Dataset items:
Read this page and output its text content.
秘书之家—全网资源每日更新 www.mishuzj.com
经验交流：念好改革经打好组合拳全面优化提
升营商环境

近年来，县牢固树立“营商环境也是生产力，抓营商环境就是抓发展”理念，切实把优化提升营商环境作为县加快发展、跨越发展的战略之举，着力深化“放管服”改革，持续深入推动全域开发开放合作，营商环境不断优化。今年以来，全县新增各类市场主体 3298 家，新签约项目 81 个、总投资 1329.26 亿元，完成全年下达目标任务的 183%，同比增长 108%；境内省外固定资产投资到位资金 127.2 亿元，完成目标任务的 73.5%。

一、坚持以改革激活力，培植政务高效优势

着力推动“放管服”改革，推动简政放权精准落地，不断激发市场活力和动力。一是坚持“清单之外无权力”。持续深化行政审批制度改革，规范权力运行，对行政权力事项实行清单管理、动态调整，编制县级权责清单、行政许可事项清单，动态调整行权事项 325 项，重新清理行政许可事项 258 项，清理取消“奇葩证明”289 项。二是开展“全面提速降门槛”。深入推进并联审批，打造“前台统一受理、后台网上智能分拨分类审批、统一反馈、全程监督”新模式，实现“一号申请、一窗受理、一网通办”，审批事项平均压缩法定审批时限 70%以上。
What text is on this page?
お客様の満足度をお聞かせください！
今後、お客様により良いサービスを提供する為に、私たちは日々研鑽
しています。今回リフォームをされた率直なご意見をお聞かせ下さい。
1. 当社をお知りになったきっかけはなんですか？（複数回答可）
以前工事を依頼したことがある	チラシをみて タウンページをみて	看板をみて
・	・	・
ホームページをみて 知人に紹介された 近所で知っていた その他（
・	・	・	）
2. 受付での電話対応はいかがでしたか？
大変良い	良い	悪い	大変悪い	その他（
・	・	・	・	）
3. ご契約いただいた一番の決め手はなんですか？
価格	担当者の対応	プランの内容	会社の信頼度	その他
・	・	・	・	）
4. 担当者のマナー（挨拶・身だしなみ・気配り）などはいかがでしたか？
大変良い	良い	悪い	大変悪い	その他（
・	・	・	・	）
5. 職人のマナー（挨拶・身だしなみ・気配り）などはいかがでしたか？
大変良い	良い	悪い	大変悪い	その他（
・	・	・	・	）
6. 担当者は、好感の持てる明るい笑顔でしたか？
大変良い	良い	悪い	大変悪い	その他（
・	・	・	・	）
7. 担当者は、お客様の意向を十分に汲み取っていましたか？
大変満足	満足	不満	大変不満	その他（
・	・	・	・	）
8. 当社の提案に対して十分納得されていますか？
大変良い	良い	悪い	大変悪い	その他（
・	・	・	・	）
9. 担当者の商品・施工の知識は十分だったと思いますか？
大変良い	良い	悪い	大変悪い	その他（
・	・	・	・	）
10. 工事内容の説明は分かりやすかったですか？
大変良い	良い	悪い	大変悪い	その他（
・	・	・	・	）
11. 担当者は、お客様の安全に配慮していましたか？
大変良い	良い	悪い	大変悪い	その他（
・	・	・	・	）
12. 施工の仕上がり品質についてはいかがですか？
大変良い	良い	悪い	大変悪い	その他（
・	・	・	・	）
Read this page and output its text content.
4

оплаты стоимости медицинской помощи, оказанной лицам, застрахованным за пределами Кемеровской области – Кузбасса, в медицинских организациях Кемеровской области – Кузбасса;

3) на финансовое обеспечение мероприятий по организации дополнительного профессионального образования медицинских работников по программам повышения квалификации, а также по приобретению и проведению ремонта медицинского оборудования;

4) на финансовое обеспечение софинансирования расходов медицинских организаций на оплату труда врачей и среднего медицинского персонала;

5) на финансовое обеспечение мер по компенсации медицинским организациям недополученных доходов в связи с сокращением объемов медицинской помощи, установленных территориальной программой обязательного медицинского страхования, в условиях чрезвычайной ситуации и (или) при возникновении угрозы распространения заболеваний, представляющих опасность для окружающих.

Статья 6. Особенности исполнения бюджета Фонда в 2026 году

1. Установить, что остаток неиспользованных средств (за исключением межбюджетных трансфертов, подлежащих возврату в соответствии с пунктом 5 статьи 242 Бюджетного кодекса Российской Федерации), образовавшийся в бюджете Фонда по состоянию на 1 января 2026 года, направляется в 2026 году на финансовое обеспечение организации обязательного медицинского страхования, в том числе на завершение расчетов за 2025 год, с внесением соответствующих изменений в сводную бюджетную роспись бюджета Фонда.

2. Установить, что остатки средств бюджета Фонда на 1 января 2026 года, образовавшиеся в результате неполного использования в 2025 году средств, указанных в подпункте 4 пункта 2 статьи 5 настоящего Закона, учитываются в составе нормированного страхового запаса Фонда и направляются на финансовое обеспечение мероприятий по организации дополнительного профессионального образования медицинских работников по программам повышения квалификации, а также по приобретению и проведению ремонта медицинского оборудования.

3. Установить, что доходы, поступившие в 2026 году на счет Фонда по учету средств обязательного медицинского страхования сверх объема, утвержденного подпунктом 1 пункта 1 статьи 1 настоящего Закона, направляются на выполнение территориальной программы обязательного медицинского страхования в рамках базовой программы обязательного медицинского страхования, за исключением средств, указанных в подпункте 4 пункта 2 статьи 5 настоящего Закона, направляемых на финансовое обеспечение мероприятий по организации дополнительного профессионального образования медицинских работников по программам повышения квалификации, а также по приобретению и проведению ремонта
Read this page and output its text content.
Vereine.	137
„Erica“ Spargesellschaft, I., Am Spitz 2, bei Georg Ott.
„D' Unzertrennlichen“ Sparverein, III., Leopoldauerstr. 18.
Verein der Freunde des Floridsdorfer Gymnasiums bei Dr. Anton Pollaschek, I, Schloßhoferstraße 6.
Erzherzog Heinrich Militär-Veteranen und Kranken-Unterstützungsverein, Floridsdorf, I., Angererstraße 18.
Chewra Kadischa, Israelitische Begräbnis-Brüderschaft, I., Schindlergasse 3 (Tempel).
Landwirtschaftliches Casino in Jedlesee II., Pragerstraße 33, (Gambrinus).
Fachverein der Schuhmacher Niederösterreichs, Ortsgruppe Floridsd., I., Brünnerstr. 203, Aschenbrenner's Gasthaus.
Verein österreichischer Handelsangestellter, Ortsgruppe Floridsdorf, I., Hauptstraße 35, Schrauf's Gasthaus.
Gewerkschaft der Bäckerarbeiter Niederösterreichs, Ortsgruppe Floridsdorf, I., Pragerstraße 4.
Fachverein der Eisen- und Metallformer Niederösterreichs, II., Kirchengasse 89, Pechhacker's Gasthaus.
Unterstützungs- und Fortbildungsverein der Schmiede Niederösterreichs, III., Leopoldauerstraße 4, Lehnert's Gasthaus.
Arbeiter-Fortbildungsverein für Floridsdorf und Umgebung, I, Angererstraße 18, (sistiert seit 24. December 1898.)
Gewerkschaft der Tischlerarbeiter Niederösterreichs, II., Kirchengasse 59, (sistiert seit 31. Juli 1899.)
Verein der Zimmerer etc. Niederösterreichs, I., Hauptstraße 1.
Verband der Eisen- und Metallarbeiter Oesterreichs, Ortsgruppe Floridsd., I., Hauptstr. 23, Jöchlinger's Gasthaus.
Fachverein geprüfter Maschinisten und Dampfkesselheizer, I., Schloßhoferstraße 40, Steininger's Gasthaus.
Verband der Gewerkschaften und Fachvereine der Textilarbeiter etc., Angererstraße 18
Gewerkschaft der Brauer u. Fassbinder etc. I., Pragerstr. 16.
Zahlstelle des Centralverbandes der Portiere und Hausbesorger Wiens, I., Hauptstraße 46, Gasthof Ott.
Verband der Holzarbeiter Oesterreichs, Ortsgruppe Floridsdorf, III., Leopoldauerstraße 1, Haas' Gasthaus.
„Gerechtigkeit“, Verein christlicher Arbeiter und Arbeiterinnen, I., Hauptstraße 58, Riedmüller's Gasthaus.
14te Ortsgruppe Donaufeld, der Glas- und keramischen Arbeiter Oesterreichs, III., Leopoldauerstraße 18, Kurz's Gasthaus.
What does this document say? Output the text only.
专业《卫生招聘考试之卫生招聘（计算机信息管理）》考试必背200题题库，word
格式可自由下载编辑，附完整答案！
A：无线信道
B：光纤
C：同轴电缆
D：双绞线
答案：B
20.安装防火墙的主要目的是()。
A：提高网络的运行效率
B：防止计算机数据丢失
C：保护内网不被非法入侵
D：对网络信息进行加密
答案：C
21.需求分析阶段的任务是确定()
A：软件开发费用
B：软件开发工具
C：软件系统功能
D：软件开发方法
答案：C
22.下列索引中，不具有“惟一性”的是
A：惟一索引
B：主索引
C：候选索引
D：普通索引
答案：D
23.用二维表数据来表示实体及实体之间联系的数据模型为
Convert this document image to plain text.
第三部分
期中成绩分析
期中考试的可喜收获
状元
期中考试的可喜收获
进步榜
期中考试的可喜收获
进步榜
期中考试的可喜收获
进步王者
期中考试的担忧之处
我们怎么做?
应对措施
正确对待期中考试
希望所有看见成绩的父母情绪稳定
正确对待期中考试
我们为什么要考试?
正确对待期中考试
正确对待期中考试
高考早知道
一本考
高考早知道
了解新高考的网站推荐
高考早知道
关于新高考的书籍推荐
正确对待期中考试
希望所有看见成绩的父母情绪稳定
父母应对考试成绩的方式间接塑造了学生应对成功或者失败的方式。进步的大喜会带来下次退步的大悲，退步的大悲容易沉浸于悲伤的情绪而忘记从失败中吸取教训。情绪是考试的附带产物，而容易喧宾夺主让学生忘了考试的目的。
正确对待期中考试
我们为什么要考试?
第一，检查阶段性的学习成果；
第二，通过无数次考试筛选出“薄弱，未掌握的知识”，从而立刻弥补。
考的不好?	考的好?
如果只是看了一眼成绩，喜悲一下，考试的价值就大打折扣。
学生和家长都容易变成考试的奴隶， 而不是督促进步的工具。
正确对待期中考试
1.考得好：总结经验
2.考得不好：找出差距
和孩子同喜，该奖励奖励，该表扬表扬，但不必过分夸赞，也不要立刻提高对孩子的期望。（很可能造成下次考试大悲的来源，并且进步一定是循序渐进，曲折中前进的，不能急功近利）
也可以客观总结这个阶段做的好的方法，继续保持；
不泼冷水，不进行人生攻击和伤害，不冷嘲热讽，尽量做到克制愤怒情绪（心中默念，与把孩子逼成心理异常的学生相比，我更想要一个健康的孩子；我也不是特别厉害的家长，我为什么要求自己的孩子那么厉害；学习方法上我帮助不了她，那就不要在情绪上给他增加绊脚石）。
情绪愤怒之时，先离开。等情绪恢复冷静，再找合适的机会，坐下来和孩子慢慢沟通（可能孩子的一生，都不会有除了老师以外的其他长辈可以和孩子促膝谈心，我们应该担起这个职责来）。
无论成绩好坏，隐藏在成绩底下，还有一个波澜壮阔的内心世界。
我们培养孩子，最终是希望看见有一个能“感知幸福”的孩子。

Set task: Read the lines above. Gather those in which the string "などはいかがでしたか" is found.

Solution below:
4. 担当者のマナー（挨拶・身だしなみ・気配り）などはいかがでしたか？
5. 職人のマナー（挨拶・身だしなみ・気配り）などはいかがでしたか？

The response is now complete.